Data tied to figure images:
______

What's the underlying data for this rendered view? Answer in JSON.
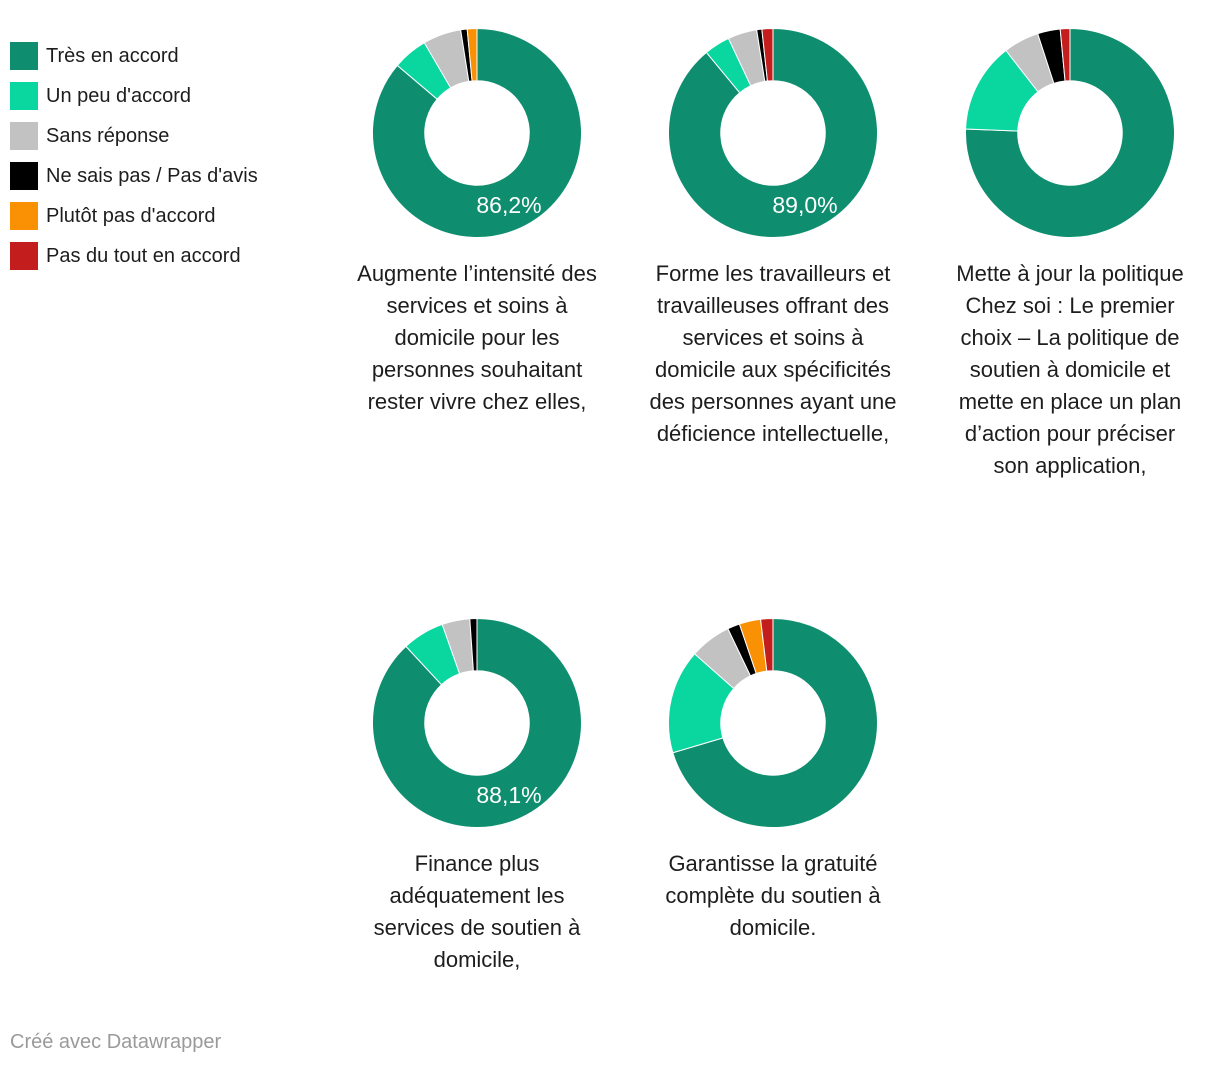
{
  "page": {
    "background": "#ffffff"
  },
  "legend": {
    "items": [
      {
        "label": "Très en accord",
        "color": "#0e8e6f"
      },
      {
        "label": "Un peu d'accord",
        "color": "#0ad6a0"
      },
      {
        "label": "Sans réponse",
        "color": "#c2c2c2"
      },
      {
        "label": "Ne sais pas / Pas d'avis",
        "color": "#000000"
      },
      {
        "label": "Plutôt pas d'accord",
        "color": "#fa9104"
      },
      {
        "label": "Pas du tout en accord",
        "color": "#c41d1d"
      }
    ]
  },
  "chart_data": {
    "type": "pie",
    "variant": "donut-small-multiples",
    "donut_hole_ratio": 0.5,
    "legend_position": "top-left",
    "start_angle": "12-oclock-clockwise",
    "categories": [
      "Très en accord",
      "Un peu d'accord",
      "Sans réponse",
      "Ne sais pas / Pas d'avis",
      "Plutôt pas d'accord",
      "Pas du tout en accord"
    ],
    "colors": [
      "#0e8e6f",
      "#0ad6a0",
      "#c2c2c2",
      "#000000",
      "#fa9104",
      "#c41d1d"
    ],
    "value_unit": "%",
    "charts": [
      {
        "title": "Augmente l’intensité des services et soins à domicile pour les personnes souhaitant rester vivre chez elles,",
        "center_label": "86,2%",
        "values": [
          86.2,
          5.4,
          5.9,
          1.0,
          1.5,
          0
        ]
      },
      {
        "title": "Forme les travailleurs et travailleuses offrant des services et soins à domicile aux spécificités des personnes ayant une déficience intellectuelle,",
        "center_label": "89,0%",
        "values": [
          89.0,
          4.0,
          4.5,
          0.8,
          0,
          1.7
        ]
      },
      {
        "title": "Mette à jour la politique Chez soi : Le premier choix – La politique de soutien à domicile et mette en place un plan d’action pour préciser son application,",
        "center_label": "",
        "values": [
          75.6,
          13.9,
          5.5,
          3.5,
          0,
          1.5
        ]
      },
      {
        "title": "Finance plus adéquatement les services de soutien à domicile,",
        "center_label": "88,1%",
        "values": [
          88.1,
          6.5,
          4.3,
          1.1,
          0,
          0
        ]
      },
      {
        "title": "Garantisse la gratuité complète du soutien à domicile.",
        "center_label": "",
        "values": [
          70.4,
          16.1,
          6.4,
          1.9,
          3.3,
          1.9
        ]
      }
    ]
  },
  "footer": {
    "credit": "Créé avec Datawrapper"
  }
}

______

SHORT PROBLEM → Print out every entry above without changing a word, and leave out the pictures.

SOLUTION TO THIS TASK →
What's the underlying data for this rendered view? Answer in JSON.
{
  "page": {
    "background": "#ffffff"
  },
  "legend": {
    "items": [
      {
        "label": "Très en accord",
        "color": "#0e8e6f"
      },
      {
        "label": "Un peu d'accord",
        "color": "#0ad6a0"
      },
      {
        "label": "Sans réponse",
        "color": "#c2c2c2"
      },
      {
        "label": "Ne sais pas / Pas d'avis",
        "color": "#000000"
      },
      {
        "label": "Plutôt pas d'accord",
        "color": "#fa9104"
      },
      {
        "label": "Pas du tout en accord",
        "color": "#c41d1d"
      }
    ]
  },
  "chart_data": {
    "type": "pie",
    "variant": "donut-small-multiples",
    "donut_hole_ratio": 0.5,
    "legend_position": "top-left",
    "start_angle": "12-oclock-clockwise",
    "categories": [
      "Très en accord",
      "Un peu d'accord",
      "Sans réponse",
      "Ne sais pas / Pas d'avis",
      "Plutôt pas d'accord",
      "Pas du tout en accord"
    ],
    "colors": [
      "#0e8e6f",
      "#0ad6a0",
      "#c2c2c2",
      "#000000",
      "#fa9104",
      "#c41d1d"
    ],
    "value_unit": "%",
    "charts": [
      {
        "title": "Augmente l’intensité des services et soins à domicile pour les personnes souhaitant rester vivre chez elles,",
        "center_label": "86,2%",
        "values": [
          86.2,
          5.4,
          5.9,
          1.0,
          1.5,
          0
        ]
      },
      {
        "title": "Forme les travailleurs et travailleuses offrant des services et soins à domicile aux spécificités des personnes ayant une déficience intellectuelle,",
        "center_label": "89,0%",
        "values": [
          89.0,
          4.0,
          4.5,
          0.8,
          0,
          1.7
        ]
      },
      {
        "title": "Mette à jour la politique Chez soi : Le premier choix – La politique de soutien à domicile et mette en place un plan d’action pour préciser son application,",
        "center_label": "",
        "values": [
          75.6,
          13.9,
          5.5,
          3.5,
          0,
          1.5
        ]
      },
      {
        "title": "Finance plus adéquatement les services de soutien à domicile,",
        "center_label": "88,1%",
        "values": [
          88.1,
          6.5,
          4.3,
          1.1,
          0,
          0
        ]
      },
      {
        "title": "Garantisse la gratuité complète du soutien à domicile.",
        "center_label": "",
        "values": [
          70.4,
          16.1,
          6.4,
          1.9,
          3.3,
          1.9
        ]
      }
    ]
  },
  "footer": {
    "credit": "Créé avec Datawrapper"
  }
}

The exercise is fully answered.